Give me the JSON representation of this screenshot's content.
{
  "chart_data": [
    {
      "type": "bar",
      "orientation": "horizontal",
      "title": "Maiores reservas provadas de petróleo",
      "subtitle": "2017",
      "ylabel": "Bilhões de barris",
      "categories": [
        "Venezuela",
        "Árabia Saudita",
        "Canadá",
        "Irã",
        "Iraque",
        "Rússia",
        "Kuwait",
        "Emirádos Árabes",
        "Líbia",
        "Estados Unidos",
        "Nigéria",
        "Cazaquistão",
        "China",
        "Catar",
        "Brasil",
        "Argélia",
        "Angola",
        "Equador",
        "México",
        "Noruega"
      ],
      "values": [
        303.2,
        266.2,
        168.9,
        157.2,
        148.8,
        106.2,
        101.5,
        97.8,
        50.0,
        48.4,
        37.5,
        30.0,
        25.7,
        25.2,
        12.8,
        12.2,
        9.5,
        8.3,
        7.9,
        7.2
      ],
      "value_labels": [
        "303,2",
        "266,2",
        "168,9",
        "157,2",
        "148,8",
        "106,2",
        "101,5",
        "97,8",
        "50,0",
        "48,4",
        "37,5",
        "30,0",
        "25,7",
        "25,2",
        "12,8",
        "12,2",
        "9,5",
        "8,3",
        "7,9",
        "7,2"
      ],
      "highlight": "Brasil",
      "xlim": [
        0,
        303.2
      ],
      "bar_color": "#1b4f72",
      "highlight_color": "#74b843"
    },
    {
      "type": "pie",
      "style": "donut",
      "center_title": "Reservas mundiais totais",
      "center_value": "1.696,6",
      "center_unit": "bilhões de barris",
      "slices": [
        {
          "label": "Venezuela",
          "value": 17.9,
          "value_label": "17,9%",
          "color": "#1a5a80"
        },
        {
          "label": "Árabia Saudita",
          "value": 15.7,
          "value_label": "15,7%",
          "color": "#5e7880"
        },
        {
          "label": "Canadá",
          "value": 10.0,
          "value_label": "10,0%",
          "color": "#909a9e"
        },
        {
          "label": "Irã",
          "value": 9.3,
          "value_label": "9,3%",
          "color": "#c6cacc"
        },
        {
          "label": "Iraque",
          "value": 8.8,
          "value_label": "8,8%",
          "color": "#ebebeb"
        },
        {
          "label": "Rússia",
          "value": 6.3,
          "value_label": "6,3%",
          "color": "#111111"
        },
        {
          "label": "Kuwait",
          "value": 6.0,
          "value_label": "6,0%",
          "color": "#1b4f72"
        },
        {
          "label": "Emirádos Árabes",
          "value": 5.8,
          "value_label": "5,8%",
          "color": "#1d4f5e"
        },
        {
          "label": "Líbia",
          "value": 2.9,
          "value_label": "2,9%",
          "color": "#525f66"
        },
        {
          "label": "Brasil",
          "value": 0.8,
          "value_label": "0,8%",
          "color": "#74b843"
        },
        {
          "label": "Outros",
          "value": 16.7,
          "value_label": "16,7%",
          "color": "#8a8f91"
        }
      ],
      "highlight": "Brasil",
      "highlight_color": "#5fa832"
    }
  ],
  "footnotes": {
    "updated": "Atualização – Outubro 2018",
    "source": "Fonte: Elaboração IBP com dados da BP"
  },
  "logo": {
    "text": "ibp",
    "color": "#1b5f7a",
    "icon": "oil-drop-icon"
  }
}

○ ○ ○

* _Work instructions_
Copy each line of the data above without altering a single character.

* _Answer for this exercise_
Give me the JSON representation of this screenshot's content.
{
  "chart_data": [
    {
      "type": "bar",
      "orientation": "horizontal",
      "title": "Maiores reservas provadas de petróleo",
      "subtitle": "2017",
      "ylabel": "Bilhões de barris",
      "categories": [
        "Venezuela",
        "Árabia Saudita",
        "Canadá",
        "Irã",
        "Iraque",
        "Rússia",
        "Kuwait",
        "Emirádos Árabes",
        "Líbia",
        "Estados Unidos",
        "Nigéria",
        "Cazaquistão",
        "China",
        "Catar",
        "Brasil",
        "Argélia",
        "Angola",
        "Equador",
        "México",
        "Noruega"
      ],
      "values": [
        303.2,
        266.2,
        168.9,
        157.2,
        148.8,
        106.2,
        101.5,
        97.8,
        50.0,
        48.4,
        37.5,
        30.0,
        25.7,
        25.2,
        12.8,
        12.2,
        9.5,
        8.3,
        7.9,
        7.2
      ],
      "value_labels": [
        "303,2",
        "266,2",
        "168,9",
        "157,2",
        "148,8",
        "106,2",
        "101,5",
        "97,8",
        "50,0",
        "48,4",
        "37,5",
        "30,0",
        "25,7",
        "25,2",
        "12,8",
        "12,2",
        "9,5",
        "8,3",
        "7,9",
        "7,2"
      ],
      "highlight": "Brasil",
      "xlim": [
        0,
        303.2
      ],
      "bar_color": "#1b4f72",
      "highlight_color": "#74b843"
    },
    {
      "type": "pie",
      "style": "donut",
      "center_title": "Reservas mundiais totais",
      "center_value": "1.696,6",
      "center_unit": "bilhões de barris",
      "slices": [
        {
          "label": "Venezuela",
          "value": 17.9,
          "value_label": "17,9%",
          "color": "#1a5a80"
        },
        {
          "label": "Árabia Saudita",
          "value": 15.7,
          "value_label": "15,7%",
          "color": "#5e7880"
        },
        {
          "label": "Canadá",
          "value": 10.0,
          "value_label": "10,0%",
          "color": "#909a9e"
        },
        {
          "label": "Irã",
          "value": 9.3,
          "value_label": "9,3%",
          "color": "#c6cacc"
        },
        {
          "label": "Iraque",
          "value": 8.8,
          "value_label": "8,8%",
          "color": "#ebebeb"
        },
        {
          "label": "Rússia",
          "value": 6.3,
          "value_label": "6,3%",
          "color": "#111111"
        },
        {
          "label": "Kuwait",
          "value": 6.0,
          "value_label": "6,0%",
          "color": "#1b4f72"
        },
        {
          "label": "Emirádos Árabes",
          "value": 5.8,
          "value_label": "5,8%",
          "color": "#1d4f5e"
        },
        {
          "label": "Líbia",
          "value": 2.9,
          "value_label": "2,9%",
          "color": "#525f66"
        },
        {
          "label": "Brasil",
          "value": 0.8,
          "value_label": "0,8%",
          "color": "#74b843"
        },
        {
          "label": "Outros",
          "value": 16.7,
          "value_label": "16,7%",
          "color": "#8a8f91"
        }
      ],
      "highlight": "Brasil",
      "highlight_color": "#5fa832"
    }
  ],
  "footnotes": {
    "updated": "Atualização – Outubro 2018",
    "source": "Fonte: Elaboração IBP com dados da BP"
  },
  "logo": {
    "text": "ibp",
    "color": "#1b5f7a",
    "icon": "oil-drop-icon"
  }
}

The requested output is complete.